▸ YOUR OBJECTIVE
Output the material word for word. Leave each picture out.

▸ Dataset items
· · · · · · ·

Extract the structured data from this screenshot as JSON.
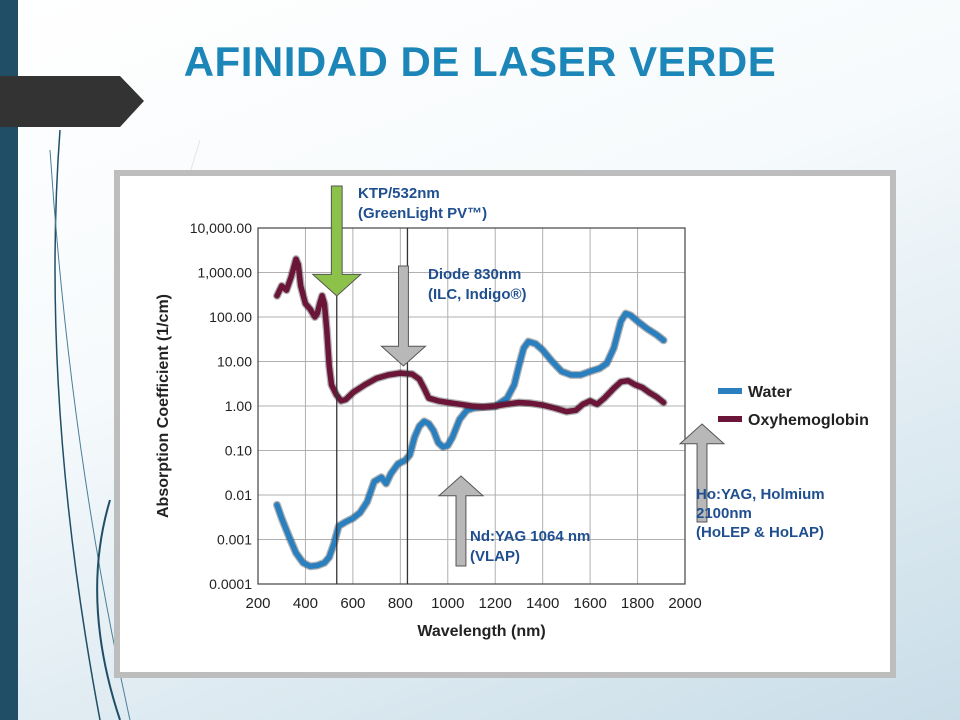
{
  "slide": {
    "title": "AFINIDAD DE LASER VERDE"
  },
  "colors": {
    "title": "#1d86b8",
    "water": "#2a7fbf",
    "oxyhemoglobin": "#6b1638",
    "ktp_arrow": "#8dc24a",
    "gray_arrow": "#b8b8b8",
    "label_blue": "#1f4f8f"
  },
  "chart_data": {
    "type": "line",
    "xlabel": "Wavelength (nm)",
    "ylabel": "Absorption Coefficient (1/cm)",
    "y_scale": "log",
    "xlim": [
      200,
      2000
    ],
    "ylim": [
      0.0001,
      10000
    ],
    "x_ticks": [
      200,
      400,
      600,
      800,
      1000,
      1200,
      1400,
      1600,
      1800,
      2000
    ],
    "x_tick_labels": [
      "200",
      "400",
      "600",
      "800",
      "1000",
      "1200",
      "1400",
      "1600",
      "1800",
      "2000"
    ],
    "y_ticks": [
      0.0001,
      0.001,
      0.01,
      0.1,
      1,
      10,
      100,
      1000,
      10000
    ],
    "y_tick_labels": [
      "0.0001",
      "0.001",
      "0.01",
      "0.10",
      "1.00",
      "10.00",
      "100.00",
      "1,000.00",
      "10,000.00"
    ],
    "grid": true,
    "legend_position": "right",
    "series": [
      {
        "name": "Water",
        "color_key": "water",
        "points": [
          [
            280,
            0.006
          ],
          [
            300,
            0.003
          ],
          [
            330,
            0.0012
          ],
          [
            360,
            0.0005
          ],
          [
            390,
            0.0003
          ],
          [
            420,
            0.00025
          ],
          [
            450,
            0.00026
          ],
          [
            480,
            0.0003
          ],
          [
            500,
            0.0004
          ],
          [
            520,
            0.0008
          ],
          [
            540,
            0.002
          ],
          [
            570,
            0.0025
          ],
          [
            600,
            0.003
          ],
          [
            630,
            0.004
          ],
          [
            660,
            0.007
          ],
          [
            690,
            0.02
          ],
          [
            720,
            0.025
          ],
          [
            740,
            0.018
          ],
          [
            760,
            0.03
          ],
          [
            790,
            0.05
          ],
          [
            820,
            0.06
          ],
          [
            840,
            0.08
          ],
          [
            860,
            0.2
          ],
          [
            880,
            0.35
          ],
          [
            900,
            0.45
          ],
          [
            920,
            0.4
          ],
          [
            940,
            0.28
          ],
          [
            960,
            0.15
          ],
          [
            980,
            0.12
          ],
          [
            1000,
            0.13
          ],
          [
            1020,
            0.2
          ],
          [
            1050,
            0.5
          ],
          [
            1080,
            0.8
          ],
          [
            1110,
            0.9
          ],
          [
            1150,
            0.95
          ],
          [
            1200,
            0.98
          ],
          [
            1250,
            1.5
          ],
          [
            1280,
            3
          ],
          [
            1300,
            8
          ],
          [
            1320,
            20
          ],
          [
            1340,
            28
          ],
          [
            1370,
            25
          ],
          [
            1400,
            18
          ],
          [
            1440,
            10
          ],
          [
            1480,
            6
          ],
          [
            1520,
            5
          ],
          [
            1560,
            5
          ],
          [
            1600,
            6
          ],
          [
            1640,
            7
          ],
          [
            1670,
            9
          ],
          [
            1700,
            20
          ],
          [
            1730,
            80
          ],
          [
            1750,
            120
          ],
          [
            1770,
            110
          ],
          [
            1800,
            80
          ],
          [
            1840,
            55
          ],
          [
            1880,
            40
          ],
          [
            1910,
            30
          ]
        ]
      },
      {
        "name": "Oxyhemoglobin",
        "color_key": "oxyhemoglobin",
        "points": [
          [
            280,
            300
          ],
          [
            300,
            500
          ],
          [
            320,
            400
          ],
          [
            340,
            800
          ],
          [
            360,
            2000
          ],
          [
            370,
            1500
          ],
          [
            380,
            500
          ],
          [
            400,
            200
          ],
          [
            420,
            150
          ],
          [
            440,
            100
          ],
          [
            450,
            120
          ],
          [
            460,
            200
          ],
          [
            470,
            300
          ],
          [
            480,
            200
          ],
          [
            490,
            50
          ],
          [
            500,
            8
          ],
          [
            510,
            3
          ],
          [
            530,
            1.8
          ],
          [
            550,
            1.3
          ],
          [
            570,
            1.4
          ],
          [
            600,
            2
          ],
          [
            650,
            3
          ],
          [
            700,
            4.2
          ],
          [
            750,
            5
          ],
          [
            800,
            5.5
          ],
          [
            850,
            5.2
          ],
          [
            880,
            4
          ],
          [
            900,
            2.5
          ],
          [
            920,
            1.5
          ],
          [
            960,
            1.3
          ],
          [
            1000,
            1.2
          ],
          [
            1050,
            1.1
          ],
          [
            1100,
            1.0
          ],
          [
            1150,
            0.95
          ],
          [
            1200,
            1.0
          ],
          [
            1250,
            1.1
          ],
          [
            1300,
            1.2
          ],
          [
            1350,
            1.15
          ],
          [
            1400,
            1.05
          ],
          [
            1450,
            0.9
          ],
          [
            1500,
            0.75
          ],
          [
            1540,
            0.8
          ],
          [
            1570,
            1.1
          ],
          [
            1600,
            1.3
          ],
          [
            1630,
            1.1
          ],
          [
            1660,
            1.5
          ],
          [
            1700,
            2.5
          ],
          [
            1730,
            3.5
          ],
          [
            1760,
            3.7
          ],
          [
            1790,
            3
          ],
          [
            1820,
            2.6
          ],
          [
            1850,
            2
          ],
          [
            1880,
            1.6
          ],
          [
            1910,
            1.2
          ]
        ]
      }
    ],
    "annotations": [
      {
        "id": "ktp",
        "lines": [
          "KTP/532nm",
          "(GreenLight PV™)"
        ],
        "x": 532,
        "arrow": "down"
      },
      {
        "id": "diode",
        "lines": [
          "Diode 830nm",
          "(ILC, Indigo®)"
        ],
        "x": 830,
        "arrow": "down"
      },
      {
        "id": "ndyag",
        "lines": [
          "Nd:YAG 1064 nm",
          "(VLAP)"
        ],
        "x": 1064,
        "arrow": "up"
      },
      {
        "id": "hoyag",
        "lines": [
          "Ho:YAG, Holmium",
          "2100nm",
          "(HoLEP & HoLAP)"
        ],
        "x": 2100,
        "arrow": "up"
      }
    ]
  }
}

· · · · · · ·

▸ SOLUTION FOR THIS PROBLEM
Extract the structured data from this screenshot as JSON.
{
  "slide": {
    "title": "AFINIDAD DE LASER VERDE"
  },
  "colors": {
    "title": "#1d86b8",
    "water": "#2a7fbf",
    "oxyhemoglobin": "#6b1638",
    "ktp_arrow": "#8dc24a",
    "gray_arrow": "#b8b8b8",
    "label_blue": "#1f4f8f"
  },
  "chart_data": {
    "type": "line",
    "xlabel": "Wavelength (nm)",
    "ylabel": "Absorption Coefficient (1/cm)",
    "y_scale": "log",
    "xlim": [
      200,
      2000
    ],
    "ylim": [
      0.0001,
      10000
    ],
    "x_ticks": [
      200,
      400,
      600,
      800,
      1000,
      1200,
      1400,
      1600,
      1800,
      2000
    ],
    "x_tick_labels": [
      "200",
      "400",
      "600",
      "800",
      "1000",
      "1200",
      "1400",
      "1600",
      "1800",
      "2000"
    ],
    "y_ticks": [
      0.0001,
      0.001,
      0.01,
      0.1,
      1,
      10,
      100,
      1000,
      10000
    ],
    "y_tick_labels": [
      "0.0001",
      "0.001",
      "0.01",
      "0.10",
      "1.00",
      "10.00",
      "100.00",
      "1,000.00",
      "10,000.00"
    ],
    "grid": true,
    "legend_position": "right",
    "series": [
      {
        "name": "Water",
        "color_key": "water",
        "points": [
          [
            280,
            0.006
          ],
          [
            300,
            0.003
          ],
          [
            330,
            0.0012
          ],
          [
            360,
            0.0005
          ],
          [
            390,
            0.0003
          ],
          [
            420,
            0.00025
          ],
          [
            450,
            0.00026
          ],
          [
            480,
            0.0003
          ],
          [
            500,
            0.0004
          ],
          [
            520,
            0.0008
          ],
          [
            540,
            0.002
          ],
          [
            570,
            0.0025
          ],
          [
            600,
            0.003
          ],
          [
            630,
            0.004
          ],
          [
            660,
            0.007
          ],
          [
            690,
            0.02
          ],
          [
            720,
            0.025
          ],
          [
            740,
            0.018
          ],
          [
            760,
            0.03
          ],
          [
            790,
            0.05
          ],
          [
            820,
            0.06
          ],
          [
            840,
            0.08
          ],
          [
            860,
            0.2
          ],
          [
            880,
            0.35
          ],
          [
            900,
            0.45
          ],
          [
            920,
            0.4
          ],
          [
            940,
            0.28
          ],
          [
            960,
            0.15
          ],
          [
            980,
            0.12
          ],
          [
            1000,
            0.13
          ],
          [
            1020,
            0.2
          ],
          [
            1050,
            0.5
          ],
          [
            1080,
            0.8
          ],
          [
            1110,
            0.9
          ],
          [
            1150,
            0.95
          ],
          [
            1200,
            0.98
          ],
          [
            1250,
            1.5
          ],
          [
            1280,
            3
          ],
          [
            1300,
            8
          ],
          [
            1320,
            20
          ],
          [
            1340,
            28
          ],
          [
            1370,
            25
          ],
          [
            1400,
            18
          ],
          [
            1440,
            10
          ],
          [
            1480,
            6
          ],
          [
            1520,
            5
          ],
          [
            1560,
            5
          ],
          [
            1600,
            6
          ],
          [
            1640,
            7
          ],
          [
            1670,
            9
          ],
          [
            1700,
            20
          ],
          [
            1730,
            80
          ],
          [
            1750,
            120
          ],
          [
            1770,
            110
          ],
          [
            1800,
            80
          ],
          [
            1840,
            55
          ],
          [
            1880,
            40
          ],
          [
            1910,
            30
          ]
        ]
      },
      {
        "name": "Oxyhemoglobin",
        "color_key": "oxyhemoglobin",
        "points": [
          [
            280,
            300
          ],
          [
            300,
            500
          ],
          [
            320,
            400
          ],
          [
            340,
            800
          ],
          [
            360,
            2000
          ],
          [
            370,
            1500
          ],
          [
            380,
            500
          ],
          [
            400,
            200
          ],
          [
            420,
            150
          ],
          [
            440,
            100
          ],
          [
            450,
            120
          ],
          [
            460,
            200
          ],
          [
            470,
            300
          ],
          [
            480,
            200
          ],
          [
            490,
            50
          ],
          [
            500,
            8
          ],
          [
            510,
            3
          ],
          [
            530,
            1.8
          ],
          [
            550,
            1.3
          ],
          [
            570,
            1.4
          ],
          [
            600,
            2
          ],
          [
            650,
            3
          ],
          [
            700,
            4.2
          ],
          [
            750,
            5
          ],
          [
            800,
            5.5
          ],
          [
            850,
            5.2
          ],
          [
            880,
            4
          ],
          [
            900,
            2.5
          ],
          [
            920,
            1.5
          ],
          [
            960,
            1.3
          ],
          [
            1000,
            1.2
          ],
          [
            1050,
            1.1
          ],
          [
            1100,
            1.0
          ],
          [
            1150,
            0.95
          ],
          [
            1200,
            1.0
          ],
          [
            1250,
            1.1
          ],
          [
            1300,
            1.2
          ],
          [
            1350,
            1.15
          ],
          [
            1400,
            1.05
          ],
          [
            1450,
            0.9
          ],
          [
            1500,
            0.75
          ],
          [
            1540,
            0.8
          ],
          [
            1570,
            1.1
          ],
          [
            1600,
            1.3
          ],
          [
            1630,
            1.1
          ],
          [
            1660,
            1.5
          ],
          [
            1700,
            2.5
          ],
          [
            1730,
            3.5
          ],
          [
            1760,
            3.7
          ],
          [
            1790,
            3
          ],
          [
            1820,
            2.6
          ],
          [
            1850,
            2
          ],
          [
            1880,
            1.6
          ],
          [
            1910,
            1.2
          ]
        ]
      }
    ],
    "annotations": [
      {
        "id": "ktp",
        "lines": [
          "KTP/532nm",
          "(GreenLight PV™)"
        ],
        "x": 532,
        "arrow": "down"
      },
      {
        "id": "diode",
        "lines": [
          "Diode 830nm",
          "(ILC, Indigo®)"
        ],
        "x": 830,
        "arrow": "down"
      },
      {
        "id": "ndyag",
        "lines": [
          "Nd:YAG 1064 nm",
          "(VLAP)"
        ],
        "x": 1064,
        "arrow": "up"
      },
      {
        "id": "hoyag",
        "lines": [
          "Ho:YAG, Holmium",
          "2100nm",
          "(HoLEP & HoLAP)"
        ],
        "x": 2100,
        "arrow": "up"
      }
    ]
  }
}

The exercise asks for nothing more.